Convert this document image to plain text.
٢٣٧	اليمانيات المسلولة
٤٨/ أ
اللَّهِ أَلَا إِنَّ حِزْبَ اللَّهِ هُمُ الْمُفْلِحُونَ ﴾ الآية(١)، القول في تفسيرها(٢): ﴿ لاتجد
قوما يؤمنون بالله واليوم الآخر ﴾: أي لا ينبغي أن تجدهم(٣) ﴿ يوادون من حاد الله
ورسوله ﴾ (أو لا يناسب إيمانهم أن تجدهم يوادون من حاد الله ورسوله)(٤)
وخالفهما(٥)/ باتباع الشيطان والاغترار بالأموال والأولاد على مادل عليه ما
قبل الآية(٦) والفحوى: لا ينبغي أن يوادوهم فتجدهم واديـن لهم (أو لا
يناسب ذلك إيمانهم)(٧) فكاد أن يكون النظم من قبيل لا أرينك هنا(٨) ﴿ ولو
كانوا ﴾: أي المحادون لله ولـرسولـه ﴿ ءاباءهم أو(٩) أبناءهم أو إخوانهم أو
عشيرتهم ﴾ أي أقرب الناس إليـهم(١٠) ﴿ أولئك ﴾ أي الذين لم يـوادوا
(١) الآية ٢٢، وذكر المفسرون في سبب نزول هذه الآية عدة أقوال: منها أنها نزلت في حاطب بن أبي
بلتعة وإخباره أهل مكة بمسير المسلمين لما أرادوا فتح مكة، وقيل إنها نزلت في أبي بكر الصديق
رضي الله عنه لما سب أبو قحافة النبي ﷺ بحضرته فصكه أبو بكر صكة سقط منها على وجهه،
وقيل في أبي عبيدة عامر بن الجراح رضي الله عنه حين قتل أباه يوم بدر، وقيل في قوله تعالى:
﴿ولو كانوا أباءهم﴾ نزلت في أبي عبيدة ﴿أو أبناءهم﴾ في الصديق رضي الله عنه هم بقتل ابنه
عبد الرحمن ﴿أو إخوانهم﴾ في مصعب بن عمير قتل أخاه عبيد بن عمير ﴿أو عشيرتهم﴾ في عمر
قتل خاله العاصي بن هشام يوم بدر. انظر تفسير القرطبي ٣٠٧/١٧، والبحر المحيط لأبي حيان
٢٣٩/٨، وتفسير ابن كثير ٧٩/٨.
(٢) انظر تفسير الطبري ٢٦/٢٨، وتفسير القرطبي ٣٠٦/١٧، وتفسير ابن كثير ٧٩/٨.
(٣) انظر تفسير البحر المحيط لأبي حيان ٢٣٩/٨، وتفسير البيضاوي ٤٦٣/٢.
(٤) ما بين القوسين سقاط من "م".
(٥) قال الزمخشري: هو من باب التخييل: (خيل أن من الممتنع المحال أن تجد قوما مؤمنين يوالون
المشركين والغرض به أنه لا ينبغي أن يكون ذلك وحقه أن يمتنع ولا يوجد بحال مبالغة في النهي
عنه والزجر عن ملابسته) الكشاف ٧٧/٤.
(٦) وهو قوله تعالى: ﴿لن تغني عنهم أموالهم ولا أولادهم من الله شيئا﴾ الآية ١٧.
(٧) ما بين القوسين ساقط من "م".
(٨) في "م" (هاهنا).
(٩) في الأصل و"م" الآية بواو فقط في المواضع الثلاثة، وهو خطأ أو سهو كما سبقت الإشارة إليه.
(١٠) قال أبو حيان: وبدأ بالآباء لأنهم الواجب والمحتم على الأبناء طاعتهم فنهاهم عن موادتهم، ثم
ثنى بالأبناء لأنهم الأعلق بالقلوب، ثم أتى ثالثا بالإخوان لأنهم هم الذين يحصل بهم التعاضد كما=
********************
▸ **Problem statement**
Type out the full listing again, exactly as given.

▸ **Written answer**
Convert this document image to plain text.
٢٣٧	اليمانيات المسلولة
٤٨/ أ
اللَّهِ أَلَا إِنَّ حِزْبَ اللَّهِ هُمُ الْمُفْلِحُونَ ﴾ الآية(١)، القول في تفسيرها(٢): ﴿ لاتجد
قوما يؤمنون بالله واليوم الآخر ﴾: أي لا ينبغي أن تجدهم(٣) ﴿ يوادون من حاد الله
ورسوله ﴾ (أو لا يناسب إيمانهم أن تجدهم يوادون من حاد الله ورسوله)(٤)
وخالفهما(٥)/ باتباع الشيطان والاغترار بالأموال والأولاد على مادل عليه ما
قبل الآية(٦) والفحوى: لا ينبغي أن يوادوهم فتجدهم واديـن لهم (أو لا
يناسب ذلك إيمانهم)(٧) فكاد أن يكون النظم من قبيل لا أرينك هنا(٨) ﴿ ولو
كانوا ﴾: أي المحادون لله ولـرسولـه ﴿ ءاباءهم أو(٩) أبناءهم أو إخوانهم أو
عشيرتهم ﴾ أي أقرب الناس إليـهم(١٠) ﴿ أولئك ﴾ أي الذين لم يـوادوا
(١) الآية ٢٢، وذكر المفسرون في سبب نزول هذه الآية عدة أقوال: منها أنها نزلت في حاطب بن أبي
بلتعة وإخباره أهل مكة بمسير المسلمين لما أرادوا فتح مكة، وقيل إنها نزلت في أبي بكر الصديق
رضي الله عنه لما سب أبو قحافة النبي ﷺ بحضرته فصكه أبو بكر صكة سقط منها على وجهه،
وقيل في أبي عبيدة عامر بن الجراح رضي الله عنه حين قتل أباه يوم بدر، وقيل في قوله تعالى:
﴿ولو كانوا أباءهم﴾ نزلت في أبي عبيدة ﴿أو أبناءهم﴾ في الصديق رضي الله عنه هم بقتل ابنه
عبد الرحمن ﴿أو إخوانهم﴾ في مصعب بن عمير قتل أخاه عبيد بن عمير ﴿أو عشيرتهم﴾ في عمر
قتل خاله العاصي بن هشام يوم بدر. انظر تفسير القرطبي ٣٠٧/١٧، والبحر المحيط لأبي حيان
٢٣٩/٨، وتفسير ابن كثير ٧٩/٨.
(٢) انظر تفسير الطبري ٢٦/٢٨، وتفسير القرطبي ٣٠٦/١٧، وتفسير ابن كثير ٧٩/٨.
(٣) انظر تفسير البحر المحيط لأبي حيان ٢٣٩/٨، وتفسير البيضاوي ٤٦٣/٢.
(٤) ما بين القوسين سقاط من "م".
(٥) قال الزمخشري: هو من باب التخييل: (خيل أن من الممتنع المحال أن تجد قوما مؤمنين يوالون
المشركين والغرض به أنه لا ينبغي أن يكون ذلك وحقه أن يمتنع ولا يوجد بحال مبالغة في النهي
عنه والزجر عن ملابسته) الكشاف ٧٧/٤.
(٦) وهو قوله تعالى: ﴿لن تغني عنهم أموالهم ولا أولادهم من الله شيئا﴾ الآية ١٧.
(٧) ما بين القوسين ساقط من "م".
(٨) في "م" (هاهنا).
(٩) في الأصل و"م" الآية بواو فقط في المواضع الثلاثة، وهو خطأ أو سهو كما سبقت الإشارة إليه.
(١٠) قال أبو حيان: وبدأ بالآباء لأنهم الواجب والمحتم على الأبناء طاعتهم فنهاهم عن موادتهم، ثم
ثنى بالأبناء لأنهم الأعلق بالقلوب، ثم أتى ثالثا بالإخوان لأنهم هم الذين يحصل بهم التعاضد كما=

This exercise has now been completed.